Stated exercise => Identify all lines of the data containing the string "Group" and copy them.
-- Start Extracted material --
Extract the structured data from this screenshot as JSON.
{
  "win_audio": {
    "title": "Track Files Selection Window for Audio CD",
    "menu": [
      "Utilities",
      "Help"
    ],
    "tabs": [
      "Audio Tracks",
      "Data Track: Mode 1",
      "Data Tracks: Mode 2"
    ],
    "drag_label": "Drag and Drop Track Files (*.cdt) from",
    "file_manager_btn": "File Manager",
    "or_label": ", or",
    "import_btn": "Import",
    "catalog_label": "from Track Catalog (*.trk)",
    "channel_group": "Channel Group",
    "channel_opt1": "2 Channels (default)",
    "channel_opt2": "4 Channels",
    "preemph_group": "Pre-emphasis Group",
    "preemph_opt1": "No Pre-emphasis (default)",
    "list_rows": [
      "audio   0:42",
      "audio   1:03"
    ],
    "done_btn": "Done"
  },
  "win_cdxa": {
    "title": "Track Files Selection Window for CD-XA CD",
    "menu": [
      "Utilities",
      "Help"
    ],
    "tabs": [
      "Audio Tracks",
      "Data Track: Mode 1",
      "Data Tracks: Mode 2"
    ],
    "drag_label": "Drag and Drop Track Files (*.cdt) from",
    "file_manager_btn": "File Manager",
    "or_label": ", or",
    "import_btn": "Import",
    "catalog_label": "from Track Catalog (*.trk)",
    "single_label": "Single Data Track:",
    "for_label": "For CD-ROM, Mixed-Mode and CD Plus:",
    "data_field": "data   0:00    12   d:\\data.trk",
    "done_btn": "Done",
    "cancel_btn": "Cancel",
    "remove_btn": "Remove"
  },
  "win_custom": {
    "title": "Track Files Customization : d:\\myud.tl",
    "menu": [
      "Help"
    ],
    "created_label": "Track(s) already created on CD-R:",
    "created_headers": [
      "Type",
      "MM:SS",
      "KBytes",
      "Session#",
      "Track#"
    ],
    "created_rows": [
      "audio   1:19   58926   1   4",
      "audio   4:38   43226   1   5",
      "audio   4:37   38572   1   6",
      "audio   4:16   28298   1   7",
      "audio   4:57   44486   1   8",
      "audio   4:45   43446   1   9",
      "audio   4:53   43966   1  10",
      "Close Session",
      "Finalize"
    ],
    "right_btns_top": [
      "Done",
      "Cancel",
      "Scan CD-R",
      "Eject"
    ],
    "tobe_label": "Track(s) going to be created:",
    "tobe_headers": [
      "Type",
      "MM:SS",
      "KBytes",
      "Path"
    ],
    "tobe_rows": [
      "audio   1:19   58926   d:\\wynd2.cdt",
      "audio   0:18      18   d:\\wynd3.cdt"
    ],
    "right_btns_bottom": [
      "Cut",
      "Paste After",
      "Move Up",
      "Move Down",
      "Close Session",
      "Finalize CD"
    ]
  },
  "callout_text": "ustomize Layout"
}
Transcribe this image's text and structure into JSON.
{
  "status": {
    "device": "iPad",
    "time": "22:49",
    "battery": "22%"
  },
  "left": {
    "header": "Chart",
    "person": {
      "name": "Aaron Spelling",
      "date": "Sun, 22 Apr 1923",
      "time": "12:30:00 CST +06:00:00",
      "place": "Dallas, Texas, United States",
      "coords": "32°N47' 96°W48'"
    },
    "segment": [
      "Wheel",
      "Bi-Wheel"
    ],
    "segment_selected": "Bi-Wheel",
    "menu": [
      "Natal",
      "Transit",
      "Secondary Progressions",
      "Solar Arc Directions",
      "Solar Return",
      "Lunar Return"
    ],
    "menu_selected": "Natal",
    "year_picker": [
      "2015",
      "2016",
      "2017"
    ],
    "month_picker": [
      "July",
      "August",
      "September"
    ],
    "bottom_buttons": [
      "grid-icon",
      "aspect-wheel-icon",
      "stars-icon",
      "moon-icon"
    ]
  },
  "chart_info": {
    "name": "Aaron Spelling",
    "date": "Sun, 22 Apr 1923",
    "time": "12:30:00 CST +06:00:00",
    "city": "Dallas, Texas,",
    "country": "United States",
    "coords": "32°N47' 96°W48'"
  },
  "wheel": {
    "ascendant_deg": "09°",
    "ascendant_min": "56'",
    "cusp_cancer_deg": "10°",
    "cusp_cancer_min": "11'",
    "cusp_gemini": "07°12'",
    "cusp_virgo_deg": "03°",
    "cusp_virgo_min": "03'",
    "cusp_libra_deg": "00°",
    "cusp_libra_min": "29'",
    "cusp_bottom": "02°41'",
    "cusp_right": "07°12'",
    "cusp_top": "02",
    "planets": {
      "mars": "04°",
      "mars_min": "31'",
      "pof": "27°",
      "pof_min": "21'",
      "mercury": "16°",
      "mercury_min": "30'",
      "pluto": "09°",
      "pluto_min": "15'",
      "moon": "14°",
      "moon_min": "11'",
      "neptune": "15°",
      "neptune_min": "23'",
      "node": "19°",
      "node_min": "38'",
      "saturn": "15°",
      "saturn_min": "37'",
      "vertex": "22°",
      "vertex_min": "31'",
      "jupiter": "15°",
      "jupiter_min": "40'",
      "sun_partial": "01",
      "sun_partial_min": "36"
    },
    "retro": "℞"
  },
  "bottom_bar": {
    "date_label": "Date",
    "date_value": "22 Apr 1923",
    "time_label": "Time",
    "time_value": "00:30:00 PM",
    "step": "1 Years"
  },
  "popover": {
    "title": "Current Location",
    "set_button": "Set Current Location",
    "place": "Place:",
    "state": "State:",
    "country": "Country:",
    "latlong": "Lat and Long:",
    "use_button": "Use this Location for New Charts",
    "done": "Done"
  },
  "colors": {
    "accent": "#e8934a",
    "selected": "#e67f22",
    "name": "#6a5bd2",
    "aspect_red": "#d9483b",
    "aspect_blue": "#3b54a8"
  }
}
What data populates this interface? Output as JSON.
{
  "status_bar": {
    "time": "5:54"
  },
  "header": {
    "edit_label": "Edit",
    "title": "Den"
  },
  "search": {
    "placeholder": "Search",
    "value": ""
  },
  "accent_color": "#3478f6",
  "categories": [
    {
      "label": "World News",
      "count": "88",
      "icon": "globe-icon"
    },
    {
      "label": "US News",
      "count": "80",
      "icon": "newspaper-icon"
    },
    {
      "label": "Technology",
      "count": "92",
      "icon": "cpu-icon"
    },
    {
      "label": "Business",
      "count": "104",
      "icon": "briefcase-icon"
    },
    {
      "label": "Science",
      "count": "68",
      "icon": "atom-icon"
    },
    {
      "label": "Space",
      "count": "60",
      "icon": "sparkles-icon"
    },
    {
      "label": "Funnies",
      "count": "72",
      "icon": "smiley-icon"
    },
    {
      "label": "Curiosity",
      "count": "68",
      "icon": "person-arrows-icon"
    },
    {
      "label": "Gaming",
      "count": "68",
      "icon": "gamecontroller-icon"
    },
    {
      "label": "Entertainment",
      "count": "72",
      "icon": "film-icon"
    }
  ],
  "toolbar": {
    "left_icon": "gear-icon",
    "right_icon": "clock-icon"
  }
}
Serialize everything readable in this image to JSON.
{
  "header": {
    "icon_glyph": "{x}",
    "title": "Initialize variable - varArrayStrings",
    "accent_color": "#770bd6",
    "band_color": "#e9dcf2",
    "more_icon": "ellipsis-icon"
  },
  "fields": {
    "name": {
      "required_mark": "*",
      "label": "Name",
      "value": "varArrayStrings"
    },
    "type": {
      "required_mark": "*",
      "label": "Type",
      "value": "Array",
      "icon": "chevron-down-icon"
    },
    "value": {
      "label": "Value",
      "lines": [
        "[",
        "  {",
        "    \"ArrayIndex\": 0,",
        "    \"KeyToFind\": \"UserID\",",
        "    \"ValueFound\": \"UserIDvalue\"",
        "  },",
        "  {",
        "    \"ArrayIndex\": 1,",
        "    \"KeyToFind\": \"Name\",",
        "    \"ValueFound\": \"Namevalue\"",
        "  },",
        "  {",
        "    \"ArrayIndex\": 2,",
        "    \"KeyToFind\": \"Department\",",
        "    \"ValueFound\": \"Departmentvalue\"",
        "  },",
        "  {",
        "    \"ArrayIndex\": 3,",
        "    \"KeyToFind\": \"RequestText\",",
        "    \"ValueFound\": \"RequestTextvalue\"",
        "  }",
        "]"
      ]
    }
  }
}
-- End Extracted material --
Answer to the exercise =>
    "channel_group": "Channel Group",
    "preemph_group": "Pre-emphasis Group",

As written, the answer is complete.